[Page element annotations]
start
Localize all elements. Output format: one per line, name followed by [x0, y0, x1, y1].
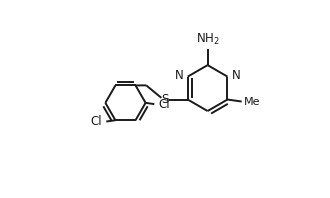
Text: Cl: Cl: [158, 98, 170, 111]
Text: Me: Me: [244, 97, 260, 107]
Text: S: S: [161, 93, 169, 106]
Text: Cl: Cl: [90, 115, 102, 129]
Text: NH$_2$: NH$_2$: [196, 32, 219, 47]
Text: N: N: [231, 69, 240, 82]
Text: N: N: [175, 69, 184, 82]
end
Requirement
Lay out every line of the records above as a JSON list of strings, one string per line, with blank lines dropped. Leave the picture out of the list.

Result below
[
  "Localize all elements. Output format: one per line, name followed by [x0, y0, x1, y1].",
  "Text: Cl: Cl: [158, 98, 170, 111]",
  "Text: Me: Me: [244, 97, 260, 107]",
  "Text: S: S: [161, 93, 169, 106]",
  "Text: Cl: Cl: [90, 115, 102, 129]",
  "Text: NH$_2$: NH$_2$: [196, 32, 219, 47]",
  "Text: N: N: [231, 69, 240, 82]",
  "Text: N: N: [175, 69, 184, 82]"
]